◆ **TASK INPUTS**:
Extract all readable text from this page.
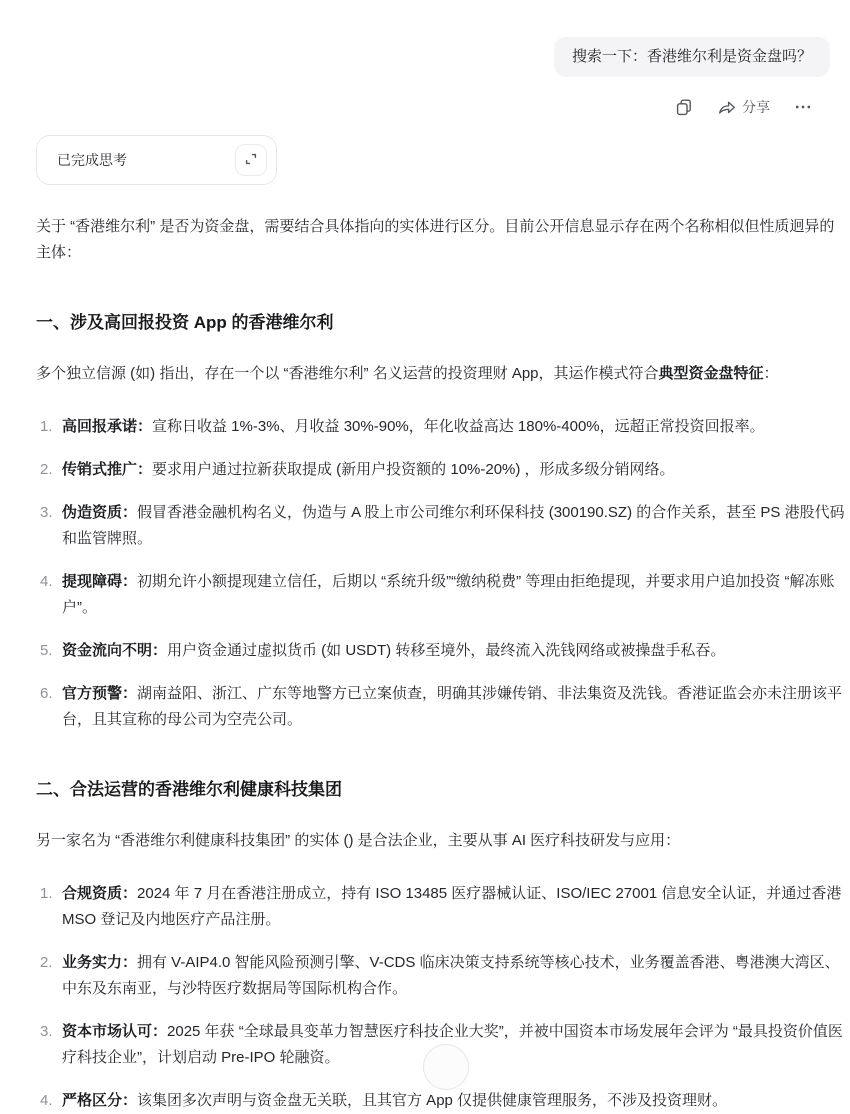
搜索一下：香港维尔利是资金盘吗？
分享
已完成思考

关于 “香港维尔利” 是否为资金盘，需要结合具体指向的实体进行区分。目前公开信息显示存在两个名称相似但性质迥异的主体：

一、涉及高回报投资 App 的香港维尔利

多个独立信源 (如) 指出，存在一个以 “香港维尔利” 名义运营的投资理财 App，其运作模式符合典型资金盘特征：

1. 高回报承诺：宣称日收益 1%-3%、月收益 30%-90%，年化收益高达 180%-400%，远超正常投资回报率。
2. 传销式推广：要求用户通过拉新获取提成 (新用户投资额的 10%-20%) ，形成多级分销网络。
3. 伪造资质：假冒香港金融机构名义，伪造与 A 股上市公司维尔利环保科技 (300190.SZ) 的合作关系，甚至 PS 港股代码和监管牌照。
4. 提现障碍：初期允许小额提现建立信任，后期以 “系统升级”“缴纳税费” 等理由拒绝提现，并要求用户追加投资 “解冻账户”。
5. 资金流向不明：用户资金通过虚拟货币 (如 USDT) 转移至境外，最终流入洗钱网络或被操盘手私吞。
6. 官方预警：湖南益阳、浙江、广东等地警方已立案侦查，明确其涉嫌传销、非法集资及洗钱。香港证监会亦未注册该平台，且其宣称的母公司为空壳公司。
二、合法运营的香港维尔利健康科技集团

另一家名为 “香港维尔利健康科技集团” 的实体 () 是合法企业，主要从事 AI 医疗科技研发与应用：

1. 合规资质：2024 年 7 月在香港注册成立，持有 ISO 13485 医疗器械认证、ISO/IEC 27001 信息安全认证，并通过香港 MSO 登记及内地医疗产品注册。
2. 业务实力：拥有 V-AIP4.0 智能风险预测引擎、V-CDS 临床决策支持系统等核心技术，业务覆盖香港、粤港澳大湾区、中东及东南亚，与沙特医疗数据局等国际机构合作。
3. 资本市场认可：2025 年获 “全球最具变革力智慧医疗科技企业大奖”，并被中国资本市场发展年会评为 “最具投资价值医疗科技企业”，计划启动 Pre-IPO 轮融资。
4. 严格区分：该集团多次声明与资金盘无关联，且其官方 App 仅提供健康管理服务，不涉及投资理财。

◆ **PROBLEM STATEMENT**:
Write the listing above out again exactly, dropping each image.

◆ **WRITTEN RESPONSE**:
Extract all readable text from this page.
搜索一下：香港维尔利是资金盘吗？
分享
已完成思考

关于 “香港维尔利” 是否为资金盘，需要结合具体指向的实体进行区分。目前公开信息显示存在两个名称相似但性质迥异的主体：

一、涉及高回报投资 App 的香港维尔利

多个独立信源 (如) 指出，存在一个以 “香港维尔利” 名义运营的投资理财 App，其运作模式符合典型资金盘特征：

1. 高回报承诺：宣称日收益 1%-3%、月收益 30%-90%，年化收益高达 180%-400%，远超正常投资回报率。
2. 传销式推广：要求用户通过拉新获取提成 (新用户投资额的 10%-20%) ，形成多级分销网络。
3. 伪造资质：假冒香港金融机构名义，伪造与 A 股上市公司维尔利环保科技 (300190.SZ) 的合作关系，甚至 PS 港股代码和监管牌照。
4. 提现障碍：初期允许小额提现建立信任，后期以 “系统升级”“缴纳税费” 等理由拒绝提现，并要求用户追加投资 “解冻账户”。
5. 资金流向不明：用户资金通过虚拟货币 (如 USDT) 转移至境外，最终流入洗钱网络或被操盘手私吞。
6. 官方预警：湖南益阳、浙江、广东等地警方已立案侦查，明确其涉嫌传销、非法集资及洗钱。香港证监会亦未注册该平台，且其宣称的母公司为空壳公司。
二、合法运营的香港维尔利健康科技集团

另一家名为 “香港维尔利健康科技集团” 的实体 () 是合法企业，主要从事 AI 医疗科技研发与应用：

1. 合规资质：2024 年 7 月在香港注册成立，持有 ISO 13485 医疗器械认证、ISO/IEC 27001 信息安全认证，并通过香港 MSO 登记及内地医疗产品注册。
2. 业务实力：拥有 V-AIP4.0 智能风险预测引擎、V-CDS 临床决策支持系统等核心技术，业务覆盖香港、粤港澳大湾区、中东及东南亚，与沙特医疗数据局等国际机构合作。
3. 资本市场认可：2025 年获 “全球最具变革力智慧医疗科技企业大奖”，并被中国资本市场发展年会评为 “最具投资价值医疗科技企业”，计划启动 Pre-IPO 轮融资。
4. 严格区分：该集团多次声明与资金盘无关联，且其官方 App 仅提供健康管理服务，不涉及投资理财。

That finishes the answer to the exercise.